** BEGIN Dataset extract **

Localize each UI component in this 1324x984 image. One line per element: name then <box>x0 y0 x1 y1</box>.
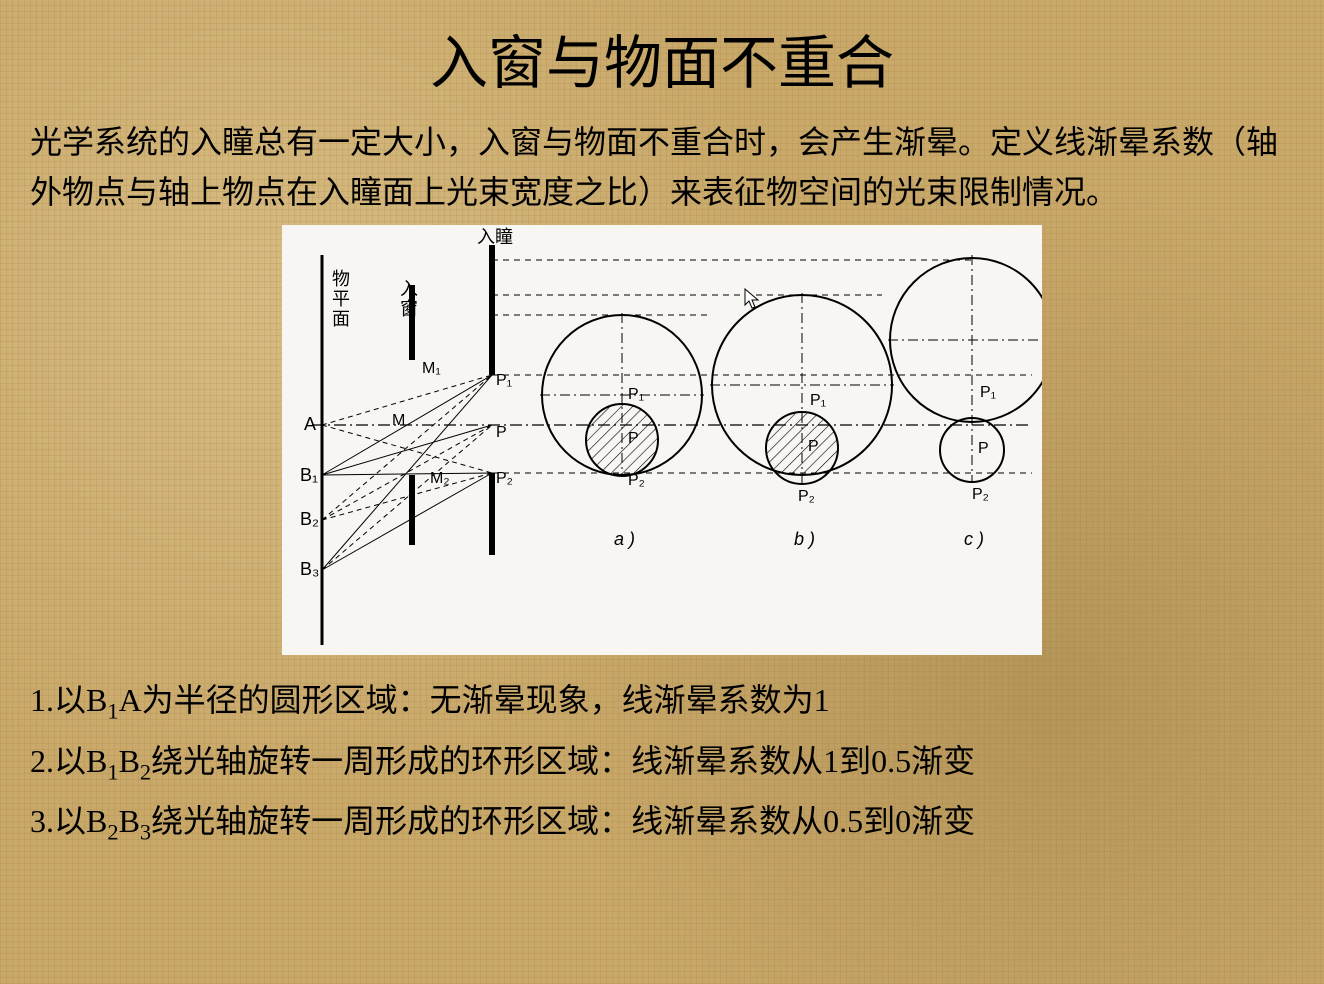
list-item-1-text: 1.以B <box>30 682 107 718</box>
svg-text:P₁: P₁ <box>810 392 826 409</box>
label-entrance-pupil: 入瞳 <box>477 227 513 247</box>
svg-text:M: M <box>392 412 405 429</box>
list-item-1: 1.以B1A为半径的圆形区域：无渐晕现象，线渐晕系数为1 <box>30 674 1294 730</box>
svg-text:A: A <box>304 414 316 434</box>
svg-text:面: 面 <box>332 309 350 329</box>
svg-text:b ): b ) <box>794 529 815 549</box>
svg-text:M₁: M₁ <box>422 360 441 377</box>
slide: 入窗与物面不重合 光学系统的入瞳总有一定大小，入窗与物面不重合时，会产生渐晕。定… <box>0 0 1324 984</box>
label-object-plane: 物 <box>332 269 350 289</box>
list-item-2: 2.以B1B2绕光轴旋转一周形成的环形区域：线渐晕系数从1到0.5渐变 <box>30 735 1294 791</box>
svg-text:M₂: M₂ <box>430 470 450 487</box>
svg-text:P₂: P₂ <box>972 486 989 503</box>
svg-text:P₁: P₁ <box>980 384 996 401</box>
list-item-3: 3.以B2B3绕光轴旋转一周形成的环形区域：线渐晕系数从0.5到0渐变 <box>30 795 1294 851</box>
svg-text:c ): c ) <box>964 529 984 549</box>
svg-text:P₂: P₂ <box>798 488 815 505</box>
svg-text:P: P <box>808 438 819 455</box>
svg-text:P₂: P₂ <box>496 470 513 487</box>
svg-text:P: P <box>978 440 989 457</box>
svg-text:P₁: P₁ <box>628 386 644 403</box>
svg-text:平: 平 <box>332 289 350 309</box>
svg-text:P₁: P₁ <box>496 372 512 389</box>
notes-list: 1.以B1A为半径的圆形区域：无渐晕现象，线渐晕系数为1 2.以B1B2绕光轴旋… <box>30 674 1294 851</box>
svg-text:a ): a ) <box>614 529 635 549</box>
diagram-container: P₁ P P₂ a ) P₁ P P₂ b ) <box>30 225 1294 660</box>
svg-text:B₃: B₃ <box>300 559 319 579</box>
svg-text:P: P <box>628 430 639 447</box>
label-entrance-window: 入 <box>400 279 418 299</box>
svg-text:窗: 窗 <box>400 299 418 319</box>
svg-text:B₁: B₁ <box>300 465 318 485</box>
intro-paragraph: 光学系统的入瞳总有一定大小，入窗与物面不重合时，会产生渐晕。定义线渐晕系数（轴外… <box>30 118 1294 217</box>
optical-diagram: P₁ P P₂ a ) P₁ P P₂ b ) <box>282 225 1042 655</box>
slide-title: 入窗与物面不重合 <box>30 16 1294 100</box>
svg-text:P: P <box>496 424 507 441</box>
svg-text:P₂: P₂ <box>628 472 645 489</box>
svg-text:B₂: B₂ <box>300 509 319 529</box>
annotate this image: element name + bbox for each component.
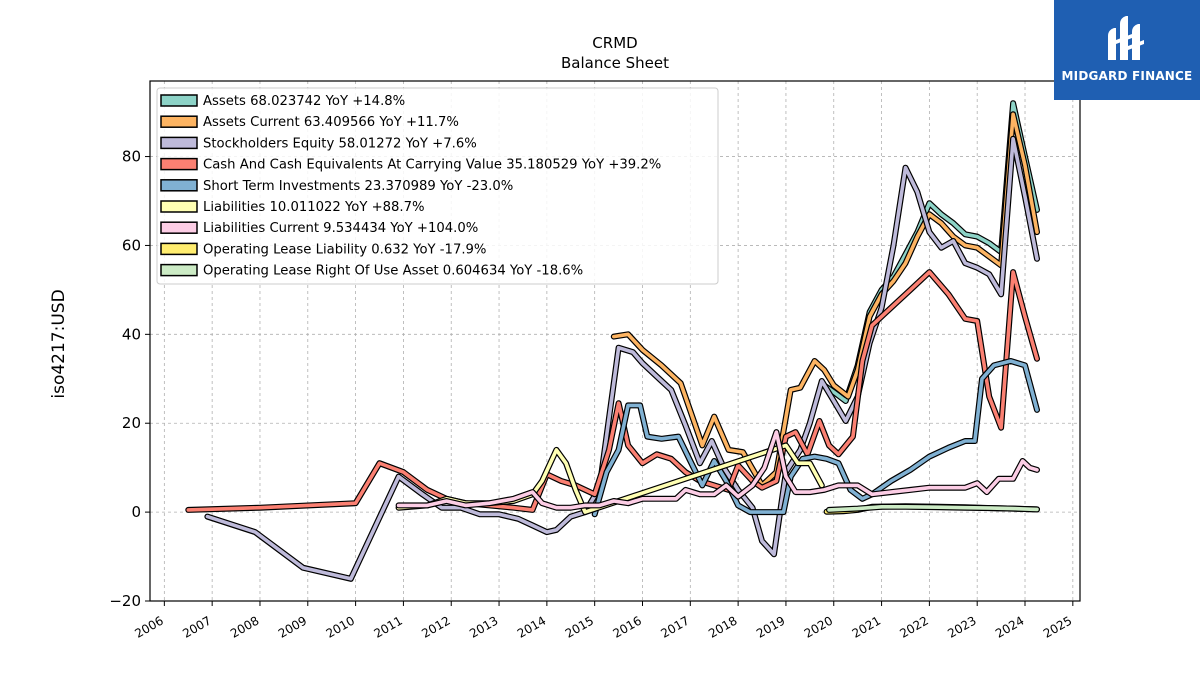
x-tick-label: 2023 — [945, 613, 978, 640]
logo-mark-icon — [1108, 16, 1144, 60]
y-tick-label: 80 — [122, 148, 141, 166]
series-line — [396, 430, 1039, 510]
series-line — [827, 505, 1039, 512]
legend-swatch — [160, 221, 198, 234]
legend-label: Assets Current 63.409566 YoY +11.7% — [203, 115, 459, 130]
x-tick-label: 2009 — [276, 613, 309, 640]
series-line — [592, 359, 1039, 517]
y-tick-label: 20 — [122, 414, 141, 432]
legend-box — [156, 87, 719, 285]
chart-title: CRMD — [592, 34, 637, 52]
series-line — [612, 112, 1039, 488]
y-tick-label: 0 — [131, 503, 141, 521]
x-tick-label: 2014 — [515, 613, 548, 640]
series-layer — [185, 100, 1040, 582]
legend: Assets 68.023742 YoY +14.8% Assets Curren… — [156, 87, 719, 285]
x-tick-label: 2008 — [228, 613, 261, 640]
x-tick-label: 2011 — [371, 613, 404, 640]
legend-label: Operating Lease Right Of Use Asset 0.604… — [203, 264, 583, 279]
legend-label: Liabilities Current 9.534434 YoY +104.0% — [203, 221, 478, 236]
legend-swatch — [160, 94, 198, 107]
legend-swatch — [160, 157, 198, 171]
series-1 — [610, 111, 1040, 489]
x-tick-label: 2019 — [754, 613, 787, 640]
y-axis-label: iso4217:USD — [49, 289, 69, 398]
legend-swatch — [160, 200, 198, 213]
brand-logo: MIDGARD FINANCE — [1054, 0, 1200, 100]
series-8 — [826, 503, 1040, 513]
x-tick-label: 2007 — [180, 613, 213, 640]
legend-swatch — [160, 242, 198, 256]
legend-swatch — [160, 136, 198, 150]
legend-swatch — [160, 115, 198, 128]
x-tick-label: 2016 — [611, 613, 644, 640]
y-tick-label: 60 — [122, 236, 141, 254]
x-tick-label: 2021 — [850, 613, 883, 640]
x-tick-label: 2024 — [993, 613, 1026, 640]
plot-frame — [149, 80, 1081, 602]
x-tick-label: 2025 — [1041, 613, 1074, 640]
chart-subtitle: Balance Sheet — [561, 54, 669, 72]
legend-label: Stockholders Equity 58.01272 YoY +7.6% — [203, 136, 477, 151]
x-tick-label: 2017 — [658, 613, 691, 640]
series-6 — [395, 429, 1040, 511]
legend-label: Liabilities 10.011022 YoY +88.7% — [203, 200, 425, 215]
x-tick-label: 2010 — [324, 613, 357, 640]
x-tick-label: 2022 — [897, 613, 930, 640]
x-tick-label: 2015 — [563, 613, 596, 640]
x-tick-label: 2018 — [706, 613, 739, 640]
legend-label: Assets 68.023742 YoY +14.8% — [203, 94, 405, 109]
legend-label: Operating Lease Liability 0.632 YoY -17.… — [203, 242, 486, 257]
x-tick-label: 2006 — [132, 613, 165, 640]
x-tick-label: 2013 — [467, 613, 500, 640]
legend-label: Short Term Investments 23.370989 YoY -23… — [203, 179, 513, 194]
x-tick-label: 2020 — [802, 613, 835, 640]
series-4 — [591, 358, 1040, 518]
x-tick-label: 2012 — [419, 613, 452, 640]
y-tick-label: −20 — [109, 592, 141, 610]
legend-swatch — [160, 179, 198, 192]
legend-label: Cash And Cash Equivalents At Carrying Va… — [203, 158, 661, 173]
logo-text: MIDGARD FINANCE — [1061, 69, 1193, 83]
y-tick-label: 40 — [122, 325, 141, 343]
legend-swatch — [160, 263, 198, 277]
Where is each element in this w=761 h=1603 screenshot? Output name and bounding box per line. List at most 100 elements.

** END Dataset extract **

Please rewrite the entries between the lines holding "x-tick-label: 2023 — [945, 613, 978, 640]" and "series-layer — [185, 100, 1040, 582]", inclusive, with "series-line" replaced by "trend-line" and everything else left unchanged.

[Answer]
x-tick-label: 2023 — [945, 613, 978, 640]
logo-mark-icon — [1108, 16, 1144, 60]
y-tick-label: 80 — [122, 148, 141, 166]
trend-line — [396, 430, 1039, 510]
trend-line — [827, 505, 1039, 512]
legend-swatch — [160, 221, 198, 234]
legend-label: Assets Current 63.409566 YoY +11.7% — [203, 115, 459, 130]
x-tick-label: 2009 — [276, 613, 309, 640]
trend-line — [592, 359, 1039, 517]
y-tick-label: 20 — [122, 414, 141, 432]
legend-box — [156, 87, 719, 285]
chart-title: CRMD — [592, 34, 637, 52]
trend-line — [612, 112, 1039, 488]
y-tick-label: 0 — [131, 503, 141, 521]
x-tick-label: 2014 — [515, 613, 548, 640]
series-layer — [185, 100, 1040, 582]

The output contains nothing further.